— Usando as informações —
1. Diga se cada afirmação concorda com a entrevista, respondendo sim ou não e citando as palavras decisivas do texto: (a) na pesquisa de março, 29% dos entrevistados apontaram a saúde como principal problema do Brasil; (b) em novembro, o desemprego foi apontado por 21% dos entrevistados; (c) o índice de mortalidade infantil caiu para 26.6 em 2004.
2. Atualize o trecho da entrevista começando em "Informe ENSP: A" e seguindo até "os seres humanos.", trocando "mídia" por "imprensa".
3. Por favor, reescreva em forma de lista o parágrafo da entrevista que começa com "Fora isso, no entanto", mantendo seus fatos principais.

No dia 31 de março, a Folha de São Paulo publicou os resultados de uma pesquisa do Datafolha (em anexo), na qual 29% dos entrevistados citaram espontaneamente a saúde como principal problema do Brasil. O índice que era de 21% em novembro – o mesmo da violência e bem perto do desemprego, apontado por 18% dos entrevistados – chegou a alcançar 41% entre os cariocas, em meio à epidemia de dengue. O mau desempenho da área, na opinião da população, colocou a saúde no centro de inúmeras discussões sobre a efetividade do SUS e sobre a necessidade de mais recursos para o setor, trazendo para os jornais a palavra de diversos especialistas em saúde pública. Para comentar os resultados da pesquisa e discutir o que pode ser feito para mudar esse quadro, o Informe ENSP, conversou com o diretor da Escola, o médico sanitarista Antônio Ivo de Carvalho, que enfatizou a melhoria dos determinantes sociais de saúde e o aprimoramento do sistema como soluções para o problema.

Informe ENSP: A que o senhor atribui o resultado da pesquisa do Datafolha?

Antônio Ivo de Carvalho
: O resultado certamente reflete a eclosão de alguns problemas pontuais que vêm sendo fartamente discutidos pela mídia, como a epidemia de dengue no Rio de Janeiro e a questão da febre amarela, mas não é só isso. Eu penso que a preocupação com a saúde é histórica. Ela está sempre na cabeça das pessoas, como uma representação social de potência, e isso fica muito claro quando se ouve: ‘Saúde é o que importa’, ‘Saúde é o que interessa’, ‘Se estamos com saúde, somos capazes de enfrentar todos os outros problemas’. Logo, sem querer minimizar o resultado da pesquisa, parece-me que essa preocupação também está muito ligada à questão da saúde como uma prioridade para os seres humanos.

Fora isso, no entanto, eu acho que realmente ainda existem alguns problemas de saúde bastante graves no país, decorrentes, principalmente, de dois fatores: o quadro de desigualdade social e a diversidade de problemas de saúde existentes no país. O Brasil enfrenta, simultaneamente, problemas de saúde relacionados à pobreza e à falta de acesso a políticas sociais, como a alta ocorrência de doenças infecto-contagiosas, mas, ao mesmo tempo, um perfil de doenças de países desenvolvidos, com altos índices de doenças crônicas resultantes da urbanização acelerada, do sedentarismo, do tabagismo, da violência, entre outros.

Informe ENSP: Vinte anos depois da Constituição de 88, que estabelece o SUS, o que podemos comemorar na área da saúde?

Antônio Ivo
: Nesses últimos 20 anos, a saúde brasileira, medida pelos índices oficiais, tem melhorado continuamente. O índice de mortalidade infantil, por exemplo, caiu de 69.1 crianças menores de um ano mortas em mil nascidos vivos, em 1980, para 26.6, em 2004. O que representa uma redução de 60% em 24 anos. A expectativa de vida ao nascer – medida que representa a estimativa de duração de vida de uma pessoa ao nascer, considerando os obstáculos, em nível de mortalidade, que ela terá de enfrentar com as taxas atuais – passou de 62.6 anos, em 1980, para quase 72 anos, hoje.

(Dados de origem)
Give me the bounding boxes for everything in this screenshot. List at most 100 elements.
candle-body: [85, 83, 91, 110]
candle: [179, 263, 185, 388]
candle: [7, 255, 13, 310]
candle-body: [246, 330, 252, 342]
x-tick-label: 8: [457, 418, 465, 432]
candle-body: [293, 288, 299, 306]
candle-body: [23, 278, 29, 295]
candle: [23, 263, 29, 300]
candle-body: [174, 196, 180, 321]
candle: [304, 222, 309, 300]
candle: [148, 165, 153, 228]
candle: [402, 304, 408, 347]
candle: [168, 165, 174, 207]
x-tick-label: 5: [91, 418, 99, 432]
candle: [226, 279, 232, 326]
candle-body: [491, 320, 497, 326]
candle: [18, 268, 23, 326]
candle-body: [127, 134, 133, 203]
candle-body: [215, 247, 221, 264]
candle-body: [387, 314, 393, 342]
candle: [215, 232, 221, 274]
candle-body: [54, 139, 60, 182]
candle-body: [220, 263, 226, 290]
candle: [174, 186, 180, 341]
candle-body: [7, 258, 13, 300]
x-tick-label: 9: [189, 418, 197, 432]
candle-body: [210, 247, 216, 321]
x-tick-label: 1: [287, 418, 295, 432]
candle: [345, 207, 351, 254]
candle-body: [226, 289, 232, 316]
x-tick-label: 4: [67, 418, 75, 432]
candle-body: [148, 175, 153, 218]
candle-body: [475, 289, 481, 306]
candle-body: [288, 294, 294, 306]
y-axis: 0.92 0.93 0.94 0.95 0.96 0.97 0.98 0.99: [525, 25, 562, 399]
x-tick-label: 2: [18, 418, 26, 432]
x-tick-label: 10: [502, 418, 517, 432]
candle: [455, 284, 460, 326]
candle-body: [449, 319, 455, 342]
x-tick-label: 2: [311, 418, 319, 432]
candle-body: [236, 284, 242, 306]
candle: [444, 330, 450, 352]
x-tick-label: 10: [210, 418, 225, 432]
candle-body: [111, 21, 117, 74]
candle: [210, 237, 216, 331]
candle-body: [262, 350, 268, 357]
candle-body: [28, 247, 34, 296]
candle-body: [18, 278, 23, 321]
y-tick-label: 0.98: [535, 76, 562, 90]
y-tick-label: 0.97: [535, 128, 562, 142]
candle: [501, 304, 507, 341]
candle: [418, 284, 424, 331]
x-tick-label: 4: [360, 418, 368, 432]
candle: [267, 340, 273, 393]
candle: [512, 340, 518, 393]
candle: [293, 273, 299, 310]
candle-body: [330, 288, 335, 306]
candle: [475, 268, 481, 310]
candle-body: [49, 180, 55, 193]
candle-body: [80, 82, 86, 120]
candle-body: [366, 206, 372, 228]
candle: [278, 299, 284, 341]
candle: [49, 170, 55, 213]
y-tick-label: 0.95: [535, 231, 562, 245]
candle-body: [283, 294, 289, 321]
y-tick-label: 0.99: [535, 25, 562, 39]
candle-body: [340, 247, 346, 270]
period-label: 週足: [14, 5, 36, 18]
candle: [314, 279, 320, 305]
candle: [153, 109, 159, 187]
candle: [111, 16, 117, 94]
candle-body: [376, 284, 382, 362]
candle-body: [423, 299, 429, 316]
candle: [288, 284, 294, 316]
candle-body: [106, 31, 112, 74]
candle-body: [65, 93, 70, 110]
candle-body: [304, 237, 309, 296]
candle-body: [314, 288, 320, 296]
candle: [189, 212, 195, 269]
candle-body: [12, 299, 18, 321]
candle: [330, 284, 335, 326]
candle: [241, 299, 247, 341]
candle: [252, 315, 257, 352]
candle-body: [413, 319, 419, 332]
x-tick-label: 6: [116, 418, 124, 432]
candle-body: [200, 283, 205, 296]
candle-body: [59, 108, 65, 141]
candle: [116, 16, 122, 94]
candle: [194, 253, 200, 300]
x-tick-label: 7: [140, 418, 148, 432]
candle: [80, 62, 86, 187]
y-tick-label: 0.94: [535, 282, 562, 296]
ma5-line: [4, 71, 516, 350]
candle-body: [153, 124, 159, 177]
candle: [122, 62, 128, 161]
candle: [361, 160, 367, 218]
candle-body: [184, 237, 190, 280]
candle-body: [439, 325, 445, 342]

— Soluções dos problemas —
1.
(a) Sim: "29% dos entrevistados citaram espontaneamente a saúde como principal problema do Brasil".
(b) Não: "bem perto do desemprego, apontado por 18% dos entrevistados".
(c) Sim: "para 26.6, em 2004".

2.
Informe ENSP: A que o senhor atribui o resultado da pesquisa do Datafolha?

Antônio Ivo de Carvalho
: O resultado certamente reflete a eclosão de alguns problemas pontuais que vêm sendo fartamente discutidos pela imprensa, como a epidemia de dengue no Rio de Janeiro e a questão da febre amarela, mas não é só isso. Eu penso que a preocupação com a saúde é histórica. Ela está sempre na cabeça das pessoas, como uma representação social de potência, e isso fica muito claro quando se ouve: ‘Saúde é o que importa’, ‘Saúde é o que interessa’, ‘Se estamos com saúde, somos capazes de enfrentar todos os outros problemas’. Logo, sem querer minimizar o resultado da pesquisa, parece-me que essa preocupação também está muito ligada à questão da saúde como uma prioridade para os seres humanos.

3.
- Ainda existem problemas de saúde bastante graves no país.
- Eles decorrem principalmente de dois fatores: a desigualdade social e a diversidade de problemas de saúde existentes no país.
- O Brasil enfrenta problemas ligados à pobreza e à falta de acesso a políticas sociais, como a alta ocorrência de doenças infecto-contagiosas.
- Ao mesmo tempo, o país tem um perfil de doenças de países desenvolvidos, com altos índices de doenças crônicas resultantes da urbanização acelerada, do sedentarismo, do tabagismo e da violência, entre outros.